-- Begin Data for this task --

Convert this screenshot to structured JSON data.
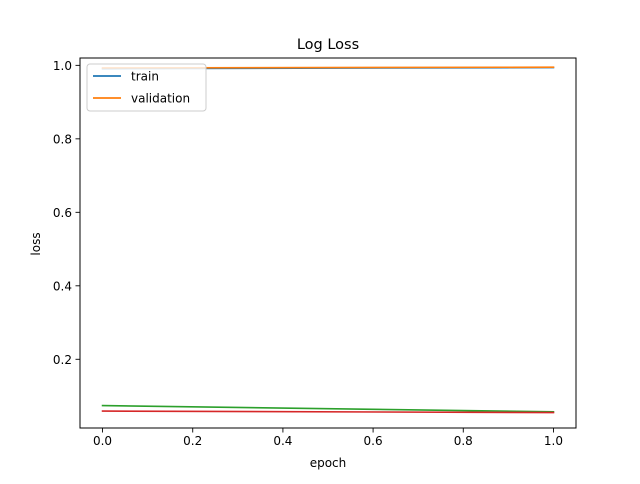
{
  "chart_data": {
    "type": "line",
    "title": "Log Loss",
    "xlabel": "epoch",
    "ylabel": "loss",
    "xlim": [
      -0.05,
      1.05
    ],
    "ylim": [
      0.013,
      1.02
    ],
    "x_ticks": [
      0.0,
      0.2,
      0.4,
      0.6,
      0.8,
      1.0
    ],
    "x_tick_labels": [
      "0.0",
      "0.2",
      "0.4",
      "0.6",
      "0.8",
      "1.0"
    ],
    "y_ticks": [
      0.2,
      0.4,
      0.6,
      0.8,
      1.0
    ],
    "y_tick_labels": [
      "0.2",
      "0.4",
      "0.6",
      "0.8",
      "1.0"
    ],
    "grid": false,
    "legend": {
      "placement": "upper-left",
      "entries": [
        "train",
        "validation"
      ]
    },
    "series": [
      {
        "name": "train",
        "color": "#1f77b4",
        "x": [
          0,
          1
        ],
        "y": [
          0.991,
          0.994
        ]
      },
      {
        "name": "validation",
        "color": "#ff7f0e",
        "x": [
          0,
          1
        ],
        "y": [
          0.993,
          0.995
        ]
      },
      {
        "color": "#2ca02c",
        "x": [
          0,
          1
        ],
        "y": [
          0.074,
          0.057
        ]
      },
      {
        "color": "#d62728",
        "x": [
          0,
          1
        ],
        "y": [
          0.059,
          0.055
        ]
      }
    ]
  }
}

-- End Data for this task --

Directions :: Reproduce every entry word for word, but skip any pictures.

Task answer ::
Convert this screenshot to structured JSON data.
{
  "chart_data": {
    "type": "line",
    "title": "Log Loss",
    "xlabel": "epoch",
    "ylabel": "loss",
    "xlim": [
      -0.05,
      1.05
    ],
    "ylim": [
      0.013,
      1.02
    ],
    "x_ticks": [
      0.0,
      0.2,
      0.4,
      0.6,
      0.8,
      1.0
    ],
    "x_tick_labels": [
      "0.0",
      "0.2",
      "0.4",
      "0.6",
      "0.8",
      "1.0"
    ],
    "y_ticks": [
      0.2,
      0.4,
      0.6,
      0.8,
      1.0
    ],
    "y_tick_labels": [
      "0.2",
      "0.4",
      "0.6",
      "0.8",
      "1.0"
    ],
    "grid": false,
    "legend": {
      "placement": "upper-left",
      "entries": [
        "train",
        "validation"
      ]
    },
    "series": [
      {
        "name": "train",
        "color": "#1f77b4",
        "x": [
          0,
          1
        ],
        "y": [
          0.991,
          0.994
        ]
      },
      {
        "name": "validation",
        "color": "#ff7f0e",
        "x": [
          0,
          1
        ],
        "y": [
          0.993,
          0.995
        ]
      },
      {
        "color": "#2ca02c",
        "x": [
          0,
          1
        ],
        "y": [
          0.074,
          0.057
        ]
      },
      {
        "color": "#d62728",
        "x": [
          0,
          1
        ],
        "y": [
          0.059,
          0.055
        ]
      }
    ]
  }
}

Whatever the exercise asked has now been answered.